** start Supplied records **
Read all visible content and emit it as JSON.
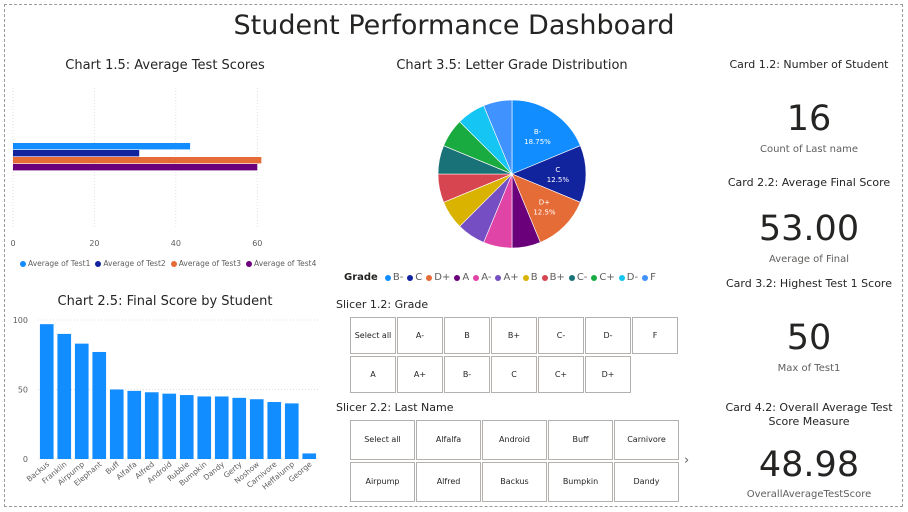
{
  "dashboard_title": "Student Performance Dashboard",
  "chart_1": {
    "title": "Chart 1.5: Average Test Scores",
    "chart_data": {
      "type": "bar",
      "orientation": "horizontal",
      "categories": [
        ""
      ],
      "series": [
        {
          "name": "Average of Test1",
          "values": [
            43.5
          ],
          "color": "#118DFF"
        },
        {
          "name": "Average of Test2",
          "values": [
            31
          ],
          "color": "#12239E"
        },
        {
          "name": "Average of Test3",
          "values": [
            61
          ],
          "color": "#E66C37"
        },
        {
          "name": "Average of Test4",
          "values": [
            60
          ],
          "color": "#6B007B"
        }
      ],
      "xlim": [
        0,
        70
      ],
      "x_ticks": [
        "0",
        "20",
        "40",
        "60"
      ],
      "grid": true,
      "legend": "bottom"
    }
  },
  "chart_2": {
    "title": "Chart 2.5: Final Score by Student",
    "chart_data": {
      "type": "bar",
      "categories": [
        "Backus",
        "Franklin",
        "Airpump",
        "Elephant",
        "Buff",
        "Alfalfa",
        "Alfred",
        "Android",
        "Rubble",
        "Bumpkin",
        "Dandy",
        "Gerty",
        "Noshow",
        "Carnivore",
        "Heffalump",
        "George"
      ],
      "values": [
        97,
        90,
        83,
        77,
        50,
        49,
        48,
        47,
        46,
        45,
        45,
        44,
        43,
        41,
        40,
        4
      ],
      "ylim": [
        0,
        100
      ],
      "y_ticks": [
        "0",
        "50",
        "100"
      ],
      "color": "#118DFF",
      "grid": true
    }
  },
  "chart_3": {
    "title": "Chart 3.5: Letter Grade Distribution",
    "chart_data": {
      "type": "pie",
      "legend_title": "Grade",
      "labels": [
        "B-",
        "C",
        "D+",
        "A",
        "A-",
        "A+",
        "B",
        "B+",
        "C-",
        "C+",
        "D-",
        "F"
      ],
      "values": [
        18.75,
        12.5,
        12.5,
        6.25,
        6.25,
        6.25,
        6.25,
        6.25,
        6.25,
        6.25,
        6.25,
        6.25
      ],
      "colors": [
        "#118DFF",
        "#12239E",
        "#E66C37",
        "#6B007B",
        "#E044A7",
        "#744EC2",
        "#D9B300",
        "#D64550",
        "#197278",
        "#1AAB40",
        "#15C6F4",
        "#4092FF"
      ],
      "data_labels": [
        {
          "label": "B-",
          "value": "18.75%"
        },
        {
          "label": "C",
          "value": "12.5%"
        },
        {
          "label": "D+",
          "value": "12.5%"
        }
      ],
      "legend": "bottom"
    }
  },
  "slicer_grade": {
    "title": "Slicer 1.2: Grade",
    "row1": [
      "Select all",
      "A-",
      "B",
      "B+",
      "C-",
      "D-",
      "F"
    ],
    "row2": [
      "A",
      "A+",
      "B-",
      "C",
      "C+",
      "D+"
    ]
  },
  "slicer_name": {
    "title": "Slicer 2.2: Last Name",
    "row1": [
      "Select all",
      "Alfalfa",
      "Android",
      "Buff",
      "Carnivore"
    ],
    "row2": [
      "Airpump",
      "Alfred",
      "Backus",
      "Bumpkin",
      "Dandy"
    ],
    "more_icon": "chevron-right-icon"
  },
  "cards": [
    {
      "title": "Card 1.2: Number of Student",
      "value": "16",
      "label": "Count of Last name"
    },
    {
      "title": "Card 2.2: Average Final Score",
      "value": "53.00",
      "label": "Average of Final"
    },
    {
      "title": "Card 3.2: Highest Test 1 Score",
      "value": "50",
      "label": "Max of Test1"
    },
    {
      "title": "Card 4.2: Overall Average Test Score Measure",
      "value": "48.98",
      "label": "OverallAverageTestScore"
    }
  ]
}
** end Supplied records **
_Given problem_
All the records need to be repeated exactly, with the images dropped.

_Task answer_
Read all visible content and emit it as JSON.
{
  "dashboard_title": "Student Performance Dashboard",
  "chart_1": {
    "title": "Chart 1.5: Average Test Scores",
    "chart_data": {
      "type": "bar",
      "orientation": "horizontal",
      "categories": [
        ""
      ],
      "series": [
        {
          "name": "Average of Test1",
          "values": [
            43.5
          ],
          "color": "#118DFF"
        },
        {
          "name": "Average of Test2",
          "values": [
            31
          ],
          "color": "#12239E"
        },
        {
          "name": "Average of Test3",
          "values": [
            61
          ],
          "color": "#E66C37"
        },
        {
          "name": "Average of Test4",
          "values": [
            60
          ],
          "color": "#6B007B"
        }
      ],
      "xlim": [
        0,
        70
      ],
      "x_ticks": [
        "0",
        "20",
        "40",
        "60"
      ],
      "grid": true,
      "legend": "bottom"
    }
  },
  "chart_2": {
    "title": "Chart 2.5: Final Score by Student",
    "chart_data": {
      "type": "bar",
      "categories": [
        "Backus",
        "Franklin",
        "Airpump",
        "Elephant",
        "Buff",
        "Alfalfa",
        "Alfred",
        "Android",
        "Rubble",
        "Bumpkin",
        "Dandy",
        "Gerty",
        "Noshow",
        "Carnivore",
        "Heffalump",
        "George"
      ],
      "values": [
        97,
        90,
        83,
        77,
        50,
        49,
        48,
        47,
        46,
        45,
        45,
        44,
        43,
        41,
        40,
        4
      ],
      "ylim": [
        0,
        100
      ],
      "y_ticks": [
        "0",
        "50",
        "100"
      ],
      "color": "#118DFF",
      "grid": true
    }
  },
  "chart_3": {
    "title": "Chart 3.5: Letter Grade Distribution",
    "chart_data": {
      "type": "pie",
      "legend_title": "Grade",
      "labels": [
        "B-",
        "C",
        "D+",
        "A",
        "A-",
        "A+",
        "B",
        "B+",
        "C-",
        "C+",
        "D-",
        "F"
      ],
      "values": [
        18.75,
        12.5,
        12.5,
        6.25,
        6.25,
        6.25,
        6.25,
        6.25,
        6.25,
        6.25,
        6.25,
        6.25
      ],
      "colors": [
        "#118DFF",
        "#12239E",
        "#E66C37",
        "#6B007B",
        "#E044A7",
        "#744EC2",
        "#D9B300",
        "#D64550",
        "#197278",
        "#1AAB40",
        "#15C6F4",
        "#4092FF"
      ],
      "data_labels": [
        {
          "label": "B-",
          "value": "18.75%"
        },
        {
          "label": "C",
          "value": "12.5%"
        },
        {
          "label": "D+",
          "value": "12.5%"
        }
      ],
      "legend": "bottom"
    }
  },
  "slicer_grade": {
    "title": "Slicer 1.2: Grade",
    "row1": [
      "Select all",
      "A-",
      "B",
      "B+",
      "C-",
      "D-",
      "F"
    ],
    "row2": [
      "A",
      "A+",
      "B-",
      "C",
      "C+",
      "D+"
    ]
  },
  "slicer_name": {
    "title": "Slicer 2.2: Last Name",
    "row1": [
      "Select all",
      "Alfalfa",
      "Android",
      "Buff",
      "Carnivore"
    ],
    "row2": [
      "Airpump",
      "Alfred",
      "Backus",
      "Bumpkin",
      "Dandy"
    ],
    "more_icon": "chevron-right-icon"
  },
  "cards": [
    {
      "title": "Card 1.2: Number of Student",
      "value": "16",
      "label": "Count of Last name"
    },
    {
      "title": "Card 2.2: Average Final Score",
      "value": "53.00",
      "label": "Average of Final"
    },
    {
      "title": "Card 3.2: Highest Test 1 Score",
      "value": "50",
      "label": "Max of Test1"
    },
    {
      "title": "Card 4.2: Overall Average Test Score Measure",
      "value": "48.98",
      "label": "OverallAverageTestScore"
    }
  ]
}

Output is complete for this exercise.